The final element is in relation to remoteness of damage. The law states that a person cannot be held liable for damage or loss suffered from an action if it is deemed too remote. It is important as it restricts a defendant’s liability for damage to those losses which they should reasonably have foreseen. It would be unjust for someone to be held liable for damage which, although they must have caused it, was unforeseeable and therefore impossible to prevent. The test of reasonable foresight developed out of the seminal case of The Wagon Mound (1961). If the claimant cannot prove that the damage is not too remote, then the claim will fail.

(2) A landmark case in the law for the tort of negligence was Caparo Industries v Dickman (1990). The claimants being shareholders in a company whilst the defendants being the company’s auditors. The claimants were relying on the audited accounts and purchased more shares with a view of launching a takeover bid. Having then taken over the company, it transpired the company had actually made a significant loss instead of the £1.2 million profit shown by the audited accounts. The House of Lords held that the requirements for a duty of care to exist were as follows:

  1. Was the harm reasonably foreseeable?
  2. Was there a relationship of proximity between the parties?
  3. Considering the circumstances, is it fair, just and reasonable to impose a duty of care?

The House of Lords concluded from the case that the defendants did indeed owe a duty of care to the shareholders as a whole, but that did not owe a duty of care to potential future investors or existing shareholders who planned to increase their shareholding, and thus the court found the defendant not liable. The first test of foreseeability questions whether the defendant’s actions could foreseeably cause damage, loss or injury to the claimant. A prime example of this test was in Palsgraf v Long Island Railroad Co 1928. Whilst the claimant’s injuries were indeed as a result of the defendant’s actions, the court however found it was found not foreseeable that the claimant would be injured and thus the defendant was found not liable. The next test questions the proximity between the defendant and claimant, but not necessarily in a physical nature, instead a relationship between the two. An example of a case failing the proximity test was in Alcock v CC of South Yorkshire 1991. Members of the public facing the aftermath of the Hillsborough disaster and suffering shock as a result were held not to be owed a duty of care because the link between the defendant and claimant was too distant. The final test questions whether it would be reasonable to impose this duty of care upon the defendant. If all three stages are successfully questioned and passed, the case can be said to satisfy the Caparo test and thus the duty of care can indeed exist.

**RECORDS SHOWN:**
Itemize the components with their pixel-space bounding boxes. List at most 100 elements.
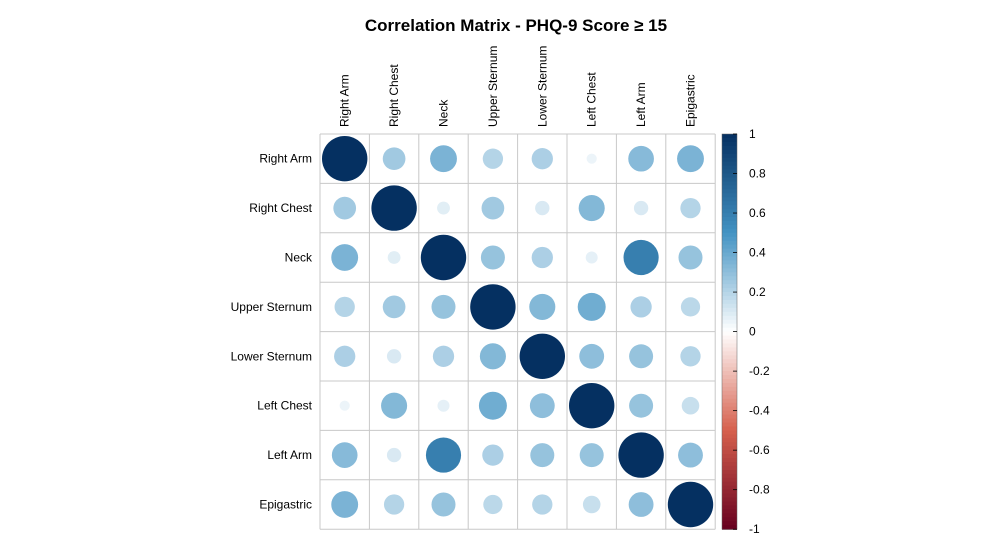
colorbar-segment bbox=[722, 493, 737, 499]
col-label-right-chest: Right Chest bbox=[387, 64, 401, 127]
colorbar-segment bbox=[722, 382, 737, 388]
colorbar-segment bbox=[722, 402, 737, 408]
colorbar-segment bbox=[722, 375, 737, 380]
colorbar-segment bbox=[722, 434, 737, 439]
corr-circle-left-chest-epigastric bbox=[681, 396, 700, 415]
colorbar-segment bbox=[722, 272, 737, 277]
colorbar-segment bbox=[722, 197, 737, 202]
colorbar-segment bbox=[722, 363, 737, 368]
chart-title: Correlation Matrix - PHQ-9 Score ≥ 15 bbox=[365, 16, 667, 35]
colorbar-segment bbox=[722, 319, 737, 325]
corr-circle-neck-left-chest bbox=[585, 251, 598, 264]
colorbar-tick-label: -0.4 bbox=[749, 404, 770, 418]
colorbar-segment bbox=[722, 485, 737, 491]
colorbar-segment bbox=[722, 292, 737, 297]
colorbar-segment bbox=[722, 307, 737, 313]
colorbar-segment bbox=[722, 193, 737, 198]
colorbar-segment bbox=[722, 442, 737, 447]
corr-circle-epigastric-epigastric bbox=[667, 481, 714, 528]
corr-circle-epigastric-neck bbox=[431, 492, 456, 517]
colorbar-segment bbox=[722, 284, 737, 289]
colorbar-segment bbox=[722, 323, 737, 329]
colorbar-segment bbox=[722, 398, 737, 404]
corr-circle-lower-sternum-right-chest bbox=[386, 349, 402, 364]
colorbar-segment bbox=[722, 165, 737, 171]
colorbar-tick-label: 0.8 bbox=[749, 167, 766, 181]
corr-circle-neck-right-chest bbox=[387, 251, 401, 264]
corr-circle-left-chest-upper-sternum bbox=[478, 391, 507, 420]
colorbar-segment bbox=[722, 438, 737, 443]
corr-circle-right-arm-left-chest bbox=[586, 153, 597, 164]
colorbar-segment bbox=[722, 450, 737, 455]
corr-circle-left-arm-lower-sternum bbox=[530, 443, 555, 468]
row-label-right-arm: Right Arm bbox=[259, 152, 312, 166]
colorbar-segment bbox=[722, 256, 737, 262]
colorbar-segment bbox=[722, 458, 737, 463]
colorbar-segment bbox=[722, 232, 737, 238]
colorbar-tick-label: -1 bbox=[749, 522, 760, 536]
colorbar-segment bbox=[722, 299, 737, 305]
colorbar-segment bbox=[722, 228, 737, 234]
colorbar-segment bbox=[722, 268, 737, 273]
corr-circle-epigastric-right-chest bbox=[383, 494, 405, 515]
corr-circle-right-arm-upper-sternum bbox=[482, 148, 504, 169]
colorbar-segment bbox=[722, 185, 737, 190]
colorbar-segment bbox=[722, 236, 737, 242]
corr-circle-left-chest-right-arm bbox=[339, 400, 350, 411]
colorbar-segment bbox=[722, 296, 737, 301]
colorbar-tick-label: 0 bbox=[749, 325, 756, 339]
colorbar-segment bbox=[722, 224, 737, 230]
corr-circle-left-arm-left-arm bbox=[618, 432, 664, 478]
corr-circle-epigastric-lower-sternum bbox=[532, 494, 553, 515]
colorbar-segment bbox=[722, 280, 737, 285]
colorbar-segment bbox=[722, 481, 737, 487]
colorbar-segment bbox=[722, 240, 737, 246]
colorbar-segment bbox=[722, 153, 737, 159]
colorbar-segment bbox=[722, 497, 737, 503]
row-label-lower-sternum: Lower Sternum bbox=[231, 349, 312, 363]
row-label-left-chest: Left Chest bbox=[257, 399, 312, 413]
corr-circle-left-chest-lower-sternum bbox=[529, 393, 555, 419]
colorbar-segment bbox=[722, 489, 737, 495]
colorbar-segment bbox=[722, 149, 737, 155]
colorbar-segment bbox=[722, 173, 737, 179]
colorbar-segment bbox=[722, 335, 737, 341]
colorbar-segment bbox=[722, 418, 737, 424]
colorbar-segment bbox=[722, 216, 737, 222]
corr-circle-right-arm-epigastric bbox=[677, 145, 704, 173]
colorbar-segment bbox=[722, 465, 737, 471]
color-legend: 1 0.8 0.6 0.4 0.2 0 -0.2 -0.4 -0.6 -0.8 -1 bbox=[721, 127, 770, 536]
corr-circle-lower-sternum-left-arm bbox=[629, 344, 654, 369]
colorbar-tick-label: 1 bbox=[749, 127, 756, 141]
colorbar-segment bbox=[722, 303, 737, 309]
row-label-neck: Neck bbox=[285, 251, 313, 265]
colorbar-segment bbox=[722, 331, 737, 337]
colorbar-segment bbox=[722, 379, 737, 384]
column-labels: Right Arm Right Chest Neck Upper Sternum Low… bbox=[338, 46, 698, 127]
colorbar-segment bbox=[722, 410, 737, 416]
colorbar-segment bbox=[722, 469, 737, 475]
col-label-right-arm: Right Arm bbox=[338, 74, 352, 127]
colorbar-segment bbox=[722, 477, 737, 483]
col-label-upper-sternum: Upper Sternum bbox=[486, 46, 500, 127]
row-labels: Right Arm Right Chest Neck Upper Sternum Low… bbox=[231, 152, 313, 512]
col-label-left-arm: Left Arm bbox=[634, 82, 648, 127]
colorbar-segment bbox=[722, 359, 737, 364]
corr-circle-upper-sternum-right-chest bbox=[382, 295, 406, 319]
corr-circle-lower-sternum-lower-sternum bbox=[519, 333, 565, 379]
corr-circle-neck-right-arm bbox=[331, 244, 359, 271]
colorbar-segment bbox=[722, 430, 737, 435]
colorbar-segment bbox=[722, 134, 737, 139]
corr-circle-upper-sternum-neck bbox=[431, 294, 456, 319]
colorbar-segment bbox=[722, 505, 737, 511]
corr-circle-lower-sternum-right-arm bbox=[334, 345, 356, 367]
row-label-upper-sternum: Upper Sternum bbox=[231, 300, 312, 314]
corr-circle-left-arm-right-arm bbox=[331, 442, 358, 468]
corr-circle-right-chest-lower-sternum bbox=[535, 200, 550, 216]
colorbar-tick-label: -0.8 bbox=[749, 483, 770, 497]
colorbar-segment bbox=[722, 446, 737, 451]
col-label-lower-sternum: Lower Sternum bbox=[535, 46, 549, 127]
corr-circle-left-chest-left-chest bbox=[569, 383, 615, 429]
colorbar-segment bbox=[722, 252, 737, 258]
colorbar-segment bbox=[722, 509, 737, 514]
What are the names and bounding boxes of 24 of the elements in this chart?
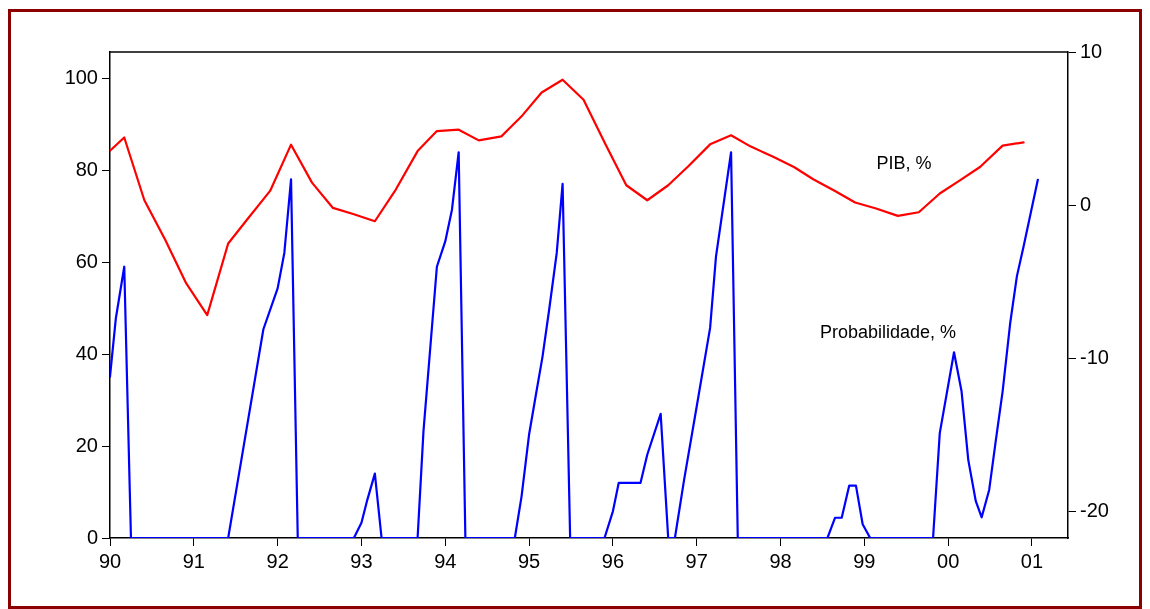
x-tick-label: 94 — [434, 549, 457, 572]
series-label: Probabilidade, % — [819, 322, 957, 343]
x-tick-label: 01 — [1020, 549, 1044, 572]
x-tick-label: 96 — [601, 549, 625, 572]
x-tick-label: 98 — [769, 549, 792, 572]
x-tick-label: 93 — [350, 549, 373, 572]
series-label: PIB, % — [876, 152, 932, 173]
x-tick-label: 92 — [266, 549, 289, 572]
x-tick-label: 00 — [937, 549, 960, 572]
y2-tick-label: 10 — [1080, 39, 1103, 62]
y-tick-label: 40 — [75, 341, 98, 364]
x-tick-label: 97 — [685, 549, 708, 572]
x-tick-label: 95 — [517, 549, 541, 572]
y-tick-label: 80 — [75, 157, 98, 180]
y2-tick-label: 0 — [1080, 192, 1092, 215]
y-tick-label: 0 — [86, 525, 98, 548]
y2-tick-label: -20 — [1080, 499, 1109, 522]
y-tick-label: 20 — [75, 433, 98, 456]
y-tick-label: 100 — [64, 65, 98, 88]
y-tick-label: 60 — [75, 249, 98, 272]
x-tick-label: 90 — [98, 549, 122, 572]
x-tick-label: 91 — [182, 549, 205, 572]
x-tick-label: 99 — [853, 549, 876, 572]
y2-tick-label: -10 — [1080, 345, 1109, 368]
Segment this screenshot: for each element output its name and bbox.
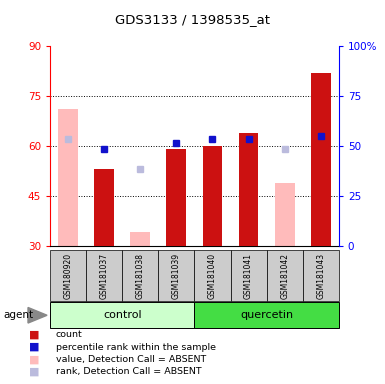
Text: percentile rank within the sample: percentile rank within the sample [56, 343, 216, 352]
Text: GSM181041: GSM181041 [244, 253, 253, 298]
Bar [166, 149, 186, 246]
Text: GSM180920: GSM180920 [64, 252, 73, 299]
Text: ■: ■ [29, 367, 40, 377]
Bar [203, 146, 223, 246]
Bar [94, 169, 114, 246]
Text: ■: ■ [29, 330, 40, 340]
Text: GDS3133 / 1398535_at: GDS3133 / 1398535_at [115, 13, 270, 26]
Polygon shape [28, 308, 47, 323]
Bar [311, 73, 331, 246]
Text: GSM181042: GSM181042 [280, 253, 289, 298]
Text: GSM181039: GSM181039 [172, 252, 181, 299]
Text: count: count [56, 330, 82, 339]
Bar [275, 182, 295, 246]
Bar [239, 132, 258, 246]
Bar [58, 109, 78, 246]
Text: quercetin: quercetin [240, 310, 293, 320]
Text: ■: ■ [29, 354, 40, 364]
Text: GSM181038: GSM181038 [136, 253, 145, 298]
Text: value, Detection Call = ABSENT: value, Detection Call = ABSENT [56, 355, 206, 364]
Text: agent: agent [4, 310, 34, 320]
Text: rank, Detection Call = ABSENT: rank, Detection Call = ABSENT [56, 367, 201, 376]
Text: GSM181043: GSM181043 [316, 252, 325, 299]
Text: GSM181040: GSM181040 [208, 252, 217, 299]
Bar [131, 232, 150, 246]
Text: ■: ■ [29, 342, 40, 352]
Text: GSM181037: GSM181037 [100, 252, 109, 299]
Text: control: control [103, 310, 142, 320]
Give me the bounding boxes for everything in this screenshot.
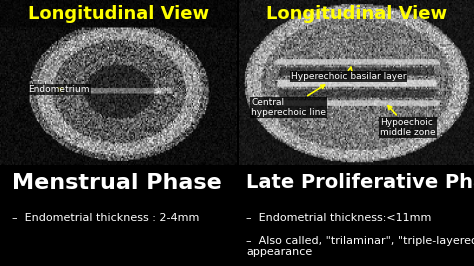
Text: Longitudinal View: Longitudinal View [28,5,209,23]
Text: Hyperechoic basilar layer: Hyperechoic basilar layer [291,67,407,81]
Text: –  Endometrial thickness:<11mm: – Endometrial thickness:<11mm [246,213,432,223]
Text: Longitudinal View: Longitudinal View [266,5,447,23]
Text: Hypoechoic
middle zone: Hypoechoic middle zone [380,106,436,137]
Text: Late Proliferative Phase: Late Proliferative Phase [246,173,474,192]
Text: –  Also called, "trilaminar", "triple-layered"
appearance: – Also called, "trilaminar", "triple-lay… [246,236,474,257]
Text: Central
hyperechoic line: Central hyperechoic line [251,85,326,118]
Text: Endometrium: Endometrium [28,85,90,94]
Text: Menstrual Phase: Menstrual Phase [12,173,222,193]
Text: –  Endometrial thickness : 2-4mm: – Endometrial thickness : 2-4mm [12,213,199,223]
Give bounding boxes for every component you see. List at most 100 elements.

**REQUIRED WORK:** Reproduce word for word the portion of the negligence passage starting with "2. Was there" and going on through "duty of care?".

**RESULT:**
2. Was there a relationship of proximity between the parties?
  3. Considering the circumstances, is it fair, just and reasonable to impose a duty of care?